WHAT IS ASKED: Restate each entry word for word, leaving nothing out.
--- Start GIVEN DATA ---
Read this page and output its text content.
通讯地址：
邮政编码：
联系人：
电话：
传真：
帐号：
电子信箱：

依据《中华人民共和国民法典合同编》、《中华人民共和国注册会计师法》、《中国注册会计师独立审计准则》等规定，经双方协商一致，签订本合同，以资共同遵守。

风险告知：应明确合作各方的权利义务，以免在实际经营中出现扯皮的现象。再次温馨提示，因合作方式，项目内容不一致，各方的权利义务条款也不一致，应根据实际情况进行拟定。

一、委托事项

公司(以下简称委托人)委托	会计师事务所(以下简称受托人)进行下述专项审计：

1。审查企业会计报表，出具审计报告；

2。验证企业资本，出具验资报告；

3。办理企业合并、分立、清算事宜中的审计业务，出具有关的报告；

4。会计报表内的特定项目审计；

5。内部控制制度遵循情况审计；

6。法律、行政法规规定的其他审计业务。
--- End GIVEN DATA ---
TASK OUTPUT:
Read this page and output its text content.
通讯地址：
邮政编码：
联系人：
电话：
传真：
帐号：
电子信箱：

依据《中华人民共和国民法典合同编》、《中华人民共和国注册会计师法》、《中国注册会计师独立审计准则》等规定，经双方协商一致，签订本合同，以资共同遵守。

风险告知：应明确合作各方的权利义务，以免在实际经营中出现扯皮的现象。再次温馨提示，因合作方式，项目内容不一致，各方的权利义务条款也不一致，应根据实际情况进行拟定。

一、委托事项

公司(以下简称委托人)委托	会计师事务所(以下简称受托人)进行下述专项审计：

1。审查企业会计报表，出具审计报告；

2。验证企业资本，出具验资报告；

3。办理企业合并、分立、清算事宜中的审计业务，出具有关的报告；

4。会计报表内的特定项目审计；

5。内部控制制度遵循情况审计；

6。法律、行政法规规定的其他审计业务。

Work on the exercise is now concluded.